Reproduce verbatim the final portion of the material below, from the line containing "Convert this screenshot" through its last line, and nothing else.

■ Dataset items ■
###

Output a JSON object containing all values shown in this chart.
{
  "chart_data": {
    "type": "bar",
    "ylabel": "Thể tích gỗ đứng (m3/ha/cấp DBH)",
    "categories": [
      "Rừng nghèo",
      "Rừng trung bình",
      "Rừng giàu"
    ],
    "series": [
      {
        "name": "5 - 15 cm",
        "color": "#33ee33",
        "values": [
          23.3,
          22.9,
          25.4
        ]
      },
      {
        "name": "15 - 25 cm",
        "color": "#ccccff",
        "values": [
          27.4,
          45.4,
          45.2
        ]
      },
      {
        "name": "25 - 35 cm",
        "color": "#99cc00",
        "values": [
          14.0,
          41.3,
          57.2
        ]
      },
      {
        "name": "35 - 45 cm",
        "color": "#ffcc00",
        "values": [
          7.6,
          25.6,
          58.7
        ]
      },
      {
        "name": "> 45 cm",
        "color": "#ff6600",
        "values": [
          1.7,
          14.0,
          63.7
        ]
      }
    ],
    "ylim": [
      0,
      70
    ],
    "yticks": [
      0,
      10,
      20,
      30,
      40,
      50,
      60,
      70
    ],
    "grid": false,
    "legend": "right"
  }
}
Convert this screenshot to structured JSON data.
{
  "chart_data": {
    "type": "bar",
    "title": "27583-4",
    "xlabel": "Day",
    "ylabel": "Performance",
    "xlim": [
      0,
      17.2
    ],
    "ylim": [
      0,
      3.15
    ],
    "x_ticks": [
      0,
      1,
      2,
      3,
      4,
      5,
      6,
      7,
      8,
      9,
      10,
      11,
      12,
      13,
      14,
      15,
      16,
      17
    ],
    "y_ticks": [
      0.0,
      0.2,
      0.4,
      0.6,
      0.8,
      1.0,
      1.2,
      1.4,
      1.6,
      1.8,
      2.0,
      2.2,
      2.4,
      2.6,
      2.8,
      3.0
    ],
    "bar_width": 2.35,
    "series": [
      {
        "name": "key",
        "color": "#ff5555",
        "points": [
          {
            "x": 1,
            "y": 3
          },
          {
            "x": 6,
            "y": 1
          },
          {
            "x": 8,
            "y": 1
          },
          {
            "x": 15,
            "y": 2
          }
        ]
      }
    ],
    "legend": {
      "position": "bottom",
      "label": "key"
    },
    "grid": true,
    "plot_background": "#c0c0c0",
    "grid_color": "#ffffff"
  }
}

###

■ Answer to the problem ■
Convert this screenshot to structured JSON data.
{
  "chart_data": {
    "type": "bar",
    "title": "27583-4",
    "xlabel": "Day",
    "ylabel": "Performance",
    "xlim": [
      0,
      17.2
    ],
    "ylim": [
      0,
      3.15
    ],
    "x_ticks": [
      0,
      1,
      2,
      3,
      4,
      5,
      6,
      7,
      8,
      9,
      10,
      11,
      12,
      13,
      14,
      15,
      16,
      17
    ],
    "y_ticks": [
      0.0,
      0.2,
      0.4,
      0.6,
      0.8,
      1.0,
      1.2,
      1.4,
      1.6,
      1.8,
      2.0,
      2.2,
      2.4,
      2.6,
      2.8,
      3.0
    ],
    "bar_width": 2.35,
    "series": [
      {
        "name": "key",
        "color": "#ff5555",
        "points": [
          {
            "x": 1,
            "y": 3
          },
          {
            "x": 6,
            "y": 1
          },
          {
            "x": 8,
            "y": 1
          },
          {
            "x": 15,
            "y": 2
          }
        ]
      }
    ],
    "legend": {
      "position": "bottom",
      "label": "key"
    },
    "grid": true,
    "plot_background": "#c0c0c0",
    "grid_color": "#ffffff"
  }
}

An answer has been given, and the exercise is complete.